SOURCE EXTRACT ->
========
In Hunt's Appeal, 105 Pa., 141, the requisites to effect conversion are stated as follows: "It ought to be settled by this time that in order to work conversion there must be either (1) a positive direction to sell, or (2) an absolute necessity to sell, or (3) such a blending of real and personal estate by the testator in his will as clearly shows that he intended to create a fund out of both real and personal estate, and to bequeath such fund as money."

In this will there is no direction to sell, but the rules applied in the construction of this power may aid in

applying the facts of the case to other modes of working conversion. In Anewalt's Appeal, 42 Pa., 414, the Court says: "To establish a conversion the will must direct it absolutely or out and out, irrespective of all contingencies." There must be an imperative direction to sell. If therefore the direction to convert must be positive and imperative, in the absence of such direction, conversion should not be decreed unless the intention is clear or the necessity absolute.

In Lindley's Appeal, 102 Pa., 235, Mr. Justice Paxson said: "The blending of real and personal estate by a testator in his will is not of much significance unless it clearly appears that he intended thereby to create a fund raised out of both real and personal estate and bequeath said fund as money." It therefore requires some clear intention to so blend and convert, and this ought to be as distinct and positive as is required in an express direction to sell.

In the testator's will there is no power to sell, and nothing in the language used which indicates a purpose to create a fund and bequeath it as money. As there was no positive direction and no expresssed purpose to sell the real estate and distribute the fund realized as money, conversion in this case must depend upon the necessity to sell to execute the provisions of the will. Such necessity must be absolute. It must arise out of the scheme of the will and not in administration. In the provisions of the testator's will we do not find any necessity for conversion. We find therefore as matter of law that there was no conversion under the will of the testator.

After a careful consideration of this matter, we are of the opinion that the petition for an inquest of partition should be granted.

And now, July 12, 1912, inquest is awarded as prayed for; notice to be given to the parties as directed by law. Returnable to the first day of next term.

CENTRAL R. R. CO. OF N. J. vs. MAUSER & CRESSMAN.

Interstate Commerce Act-Freight Charges Less Than Published Rates Suit to Recover Difference.

A railroad company transported over its lines merchandise, and delivered the same in New York at a lower rate than the published rate under the Interstate Commerce Act. The freight charges were paid as demanded and the merchandise delivered. Thereafter, on suit by railroad company to recover the difference between the legal published rate and the contract rate, it was held that the plaintiff could recover.

In the Court of Common Pleas of Lehigh County. Central Railroad Company of New Jersey vs. Frank B. Mauser and Allen H. Cressman, partners trading as Mauser & Cressman. No. 92 September Term, 1911. Assumpsit. Jury Trial Waived.

Frank Jacobs and Charles E. Miller, for Plaintiff.
Edward Harvey, for Defendants.

Trexler, P. J., July 17, 1912.

FINDING OF FACTS.

The Court finds the following facts:

First. The plaintiff is a corporation organized and existing under and by virtue of the laws of the State of New Jersey and under due authority of law operates a steam railroad within the States of Pennsylvania and New Jersey, and is and was at the times mentioned in plaintiff's statement filed in the above stated case a common carrier of property and passengers partly by railroad and partly by water. (Requested by plaintiff).
========
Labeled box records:
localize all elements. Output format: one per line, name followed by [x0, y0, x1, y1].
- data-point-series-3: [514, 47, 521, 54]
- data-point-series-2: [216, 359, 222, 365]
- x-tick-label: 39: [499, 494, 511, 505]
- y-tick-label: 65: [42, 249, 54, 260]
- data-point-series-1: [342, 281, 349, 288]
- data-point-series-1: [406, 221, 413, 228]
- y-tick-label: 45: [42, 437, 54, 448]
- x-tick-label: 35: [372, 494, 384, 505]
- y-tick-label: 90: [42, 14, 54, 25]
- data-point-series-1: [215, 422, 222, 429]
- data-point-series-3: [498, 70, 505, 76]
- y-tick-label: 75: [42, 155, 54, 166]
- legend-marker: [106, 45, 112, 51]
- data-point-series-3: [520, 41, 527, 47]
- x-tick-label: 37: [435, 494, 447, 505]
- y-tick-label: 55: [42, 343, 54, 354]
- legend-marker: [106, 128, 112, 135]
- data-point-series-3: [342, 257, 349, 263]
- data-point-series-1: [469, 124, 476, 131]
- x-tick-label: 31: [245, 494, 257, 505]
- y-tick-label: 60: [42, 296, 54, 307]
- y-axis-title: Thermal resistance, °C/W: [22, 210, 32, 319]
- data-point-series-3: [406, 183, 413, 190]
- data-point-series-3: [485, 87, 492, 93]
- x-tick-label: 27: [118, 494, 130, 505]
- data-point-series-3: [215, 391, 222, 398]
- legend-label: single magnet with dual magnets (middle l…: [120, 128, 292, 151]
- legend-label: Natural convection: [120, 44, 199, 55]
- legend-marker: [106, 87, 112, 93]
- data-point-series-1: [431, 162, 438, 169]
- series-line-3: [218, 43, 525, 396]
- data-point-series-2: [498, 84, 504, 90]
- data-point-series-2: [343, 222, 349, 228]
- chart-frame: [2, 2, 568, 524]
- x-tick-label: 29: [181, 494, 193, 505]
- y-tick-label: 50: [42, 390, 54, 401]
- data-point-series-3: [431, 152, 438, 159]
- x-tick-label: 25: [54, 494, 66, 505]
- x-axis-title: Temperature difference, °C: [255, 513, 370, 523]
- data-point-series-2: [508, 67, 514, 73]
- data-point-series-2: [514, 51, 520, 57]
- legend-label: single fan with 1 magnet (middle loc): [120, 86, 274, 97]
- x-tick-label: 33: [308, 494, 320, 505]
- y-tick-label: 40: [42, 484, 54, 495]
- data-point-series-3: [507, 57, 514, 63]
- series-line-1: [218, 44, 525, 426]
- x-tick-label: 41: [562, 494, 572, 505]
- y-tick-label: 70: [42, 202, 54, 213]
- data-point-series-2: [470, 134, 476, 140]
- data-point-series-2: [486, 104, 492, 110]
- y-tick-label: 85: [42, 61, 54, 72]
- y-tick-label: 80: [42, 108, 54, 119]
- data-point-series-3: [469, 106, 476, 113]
========
TASKS AND EXERCISES ->
- a) From the court opinion excerpt, extract the stretch from "And now, July" through "to Recover Difference.".
- b) List every earlier appeal that the court opinion excerpt cites, with its citation.

ANSWERS TO THE PROBLEMS ->
- a)
And now, July 12, 1912, inquest is awarded as prayed for; notice to be given to the parties as directed by law. Returnable to the first day of next term.

CENTRAL R. R. CO. OF N. J. vs. MAUSER & CRESSMAN.

Interstate Commerce Act-Freight Charges Less Than Published Rates Suit to Recover Difference.

- b)
- Hunt's Appeal, 105 Pa., 141
- Anewalt's Appeal, 42 Pa., 414
- Lindley's Appeal, 102 Pa., 235